== DATA TO USE
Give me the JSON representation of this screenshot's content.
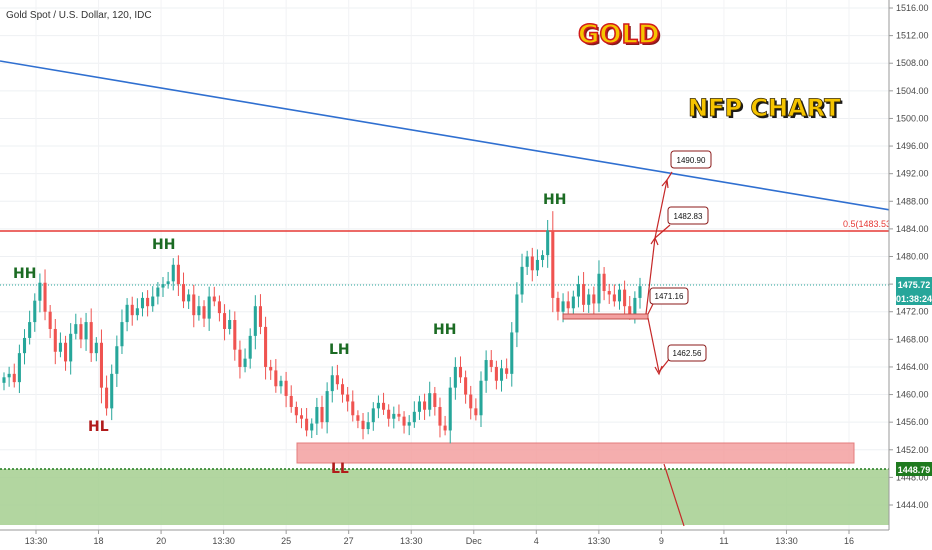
{
  "header": {
    "symbol_text": "Gold Spot / U.S. Dollar, 120, IDC"
  },
  "titles": {
    "main": "GOLD",
    "sub": "NFP CHART"
  },
  "colors": {
    "up": "#26a69a",
    "down": "#ef5350",
    "trendline": "#2f6fd0",
    "resistance": "#e53935",
    "support_zone": "#f28b8b",
    "demand_area": "#a5cf8f",
    "label_green": "#1b6b23",
    "label_red": "#b11b1b",
    "title_yellow": "#f5c400",
    "title_red": "#d11a1a"
  },
  "price_axis": {
    "ticks": [
      "1516.00",
      "1512.00",
      "1508.00",
      "1504.00",
      "1500.00",
      "1496.00",
      "1492.00",
      "1488.00",
      "1484.00",
      "1480.00",
      "1476.00",
      "1472.00",
      "1468.00",
      "1464.00",
      "1460.00",
      "1456.00",
      "1452.00",
      "1448.00",
      "1444.00"
    ],
    "last_price_label": "1475.72",
    "countdown_label": "01:38:24",
    "level_label": "1448.79"
  },
  "time_axis": {
    "ticks": [
      "13:30",
      "18",
      "20",
      "13:30",
      "25",
      "27",
      "13:30",
      "Dec",
      "4",
      "13:30",
      "9",
      "11",
      "13:30",
      "16"
    ]
  },
  "annotations": {
    "structure_labels": [
      {
        "text": "HH",
        "kind": "green"
      },
      {
        "text": "HH",
        "kind": "green"
      },
      {
        "text": "HL",
        "kind": "red"
      },
      {
        "text": "LH",
        "kind": "green"
      },
      {
        "text": "HH",
        "kind": "green"
      },
      {
        "text": "HH",
        "kind": "green"
      },
      {
        "text": "LL",
        "kind": "red"
      }
    ],
    "resistance_label": "0.5(1483.53)",
    "callouts": [
      "1490.90",
      "1482.83",
      "1471.16",
      "1462.56"
    ]
  },
  "chart_data": {
    "type": "candlestick",
    "title": "Gold Spot / U.S. Dollar, 120, IDC",
    "ylim": [
      1441,
      1518
    ],
    "current_price": 1475.72,
    "levels": {
      "resistance": 1483.53,
      "demand_line": 1448.79,
      "support_zone": [
        1450.2,
        1452.8
      ],
      "consolidation_low": 1471.16
    },
    "trendline": {
      "from_price": 1509.0,
      "to_price": 1486.0
    },
    "projections": [
      1490.9,
      1482.83,
      1471.16,
      1462.56
    ],
    "candle_closes": [
      1462.5,
      1463.0,
      1461.8,
      1466.0,
      1468.2,
      1470.5,
      1473.6,
      1476.2,
      1472.0,
      1469.5,
      1466.2,
      1467.5,
      1464.8,
      1468.8,
      1470.2,
      1468.0,
      1470.5,
      1466.0,
      1467.5,
      1461.0,
      1458.0,
      1463.0,
      1467.0,
      1470.5,
      1473.0,
      1471.5,
      1472.5,
      1474.0,
      1472.8,
      1474.2,
      1475.5,
      1476.0,
      1476.4,
      1478.8,
      1476.0,
      1473.5,
      1474.5,
      1471.5,
      1472.8,
      1471.0,
      1474.2,
      1473.5,
      1471.8,
      1469.5,
      1470.8,
      1466.5,
      1464.0,
      1465.2,
      1468.5,
      1472.8,
      1469.8,
      1464.0,
      1463.5,
      1461.2,
      1462.0,
      1459.8,
      1458.2,
      1457.0,
      1456.5,
      1454.8,
      1455.8,
      1458.2,
      1456.0,
      1460.5,
      1462.8,
      1461.5,
      1460.0,
      1459.0,
      1457.0,
      1456.2,
      1455.0,
      1456.0,
      1458.0,
      1458.8,
      1457.8,
      1456.5,
      1457.2,
      1456.8,
      1455.5,
      1456.0,
      1457.5,
      1459.0,
      1457.8,
      1460.2,
      1458.2,
      1455.5,
      1454.8,
      1461.0,
      1464.0,
      1462.5,
      1460.0,
      1458.0,
      1457.0,
      1462.0,
      1465.0,
      1464.0,
      1462.0,
      1463.8,
      1463.0,
      1469.0,
      1474.5,
      1478.5,
      1480.0,
      1478.0,
      1479.5,
      1480.2,
      1483.8,
      1474.0,
      1472.0,
      1473.5,
      1472.5,
      1474.2,
      1476.0,
      1473.0,
      1474.5,
      1473.2,
      1477.5,
      1475.0,
      1474.5,
      1473.5,
      1475.2,
      1472.8,
      1471.6,
      1474.0,
      1475.7
    ]
  }
}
====
DIRECTIONS
Identify every line above with the string "Spot" in it. Copy those lines.

THE SOLUTION
    "symbol_text": "Gold Spot / U.S. Dollar, 120, IDC"
    "title": "Gold Spot / U.S. Dollar, 120, IDC",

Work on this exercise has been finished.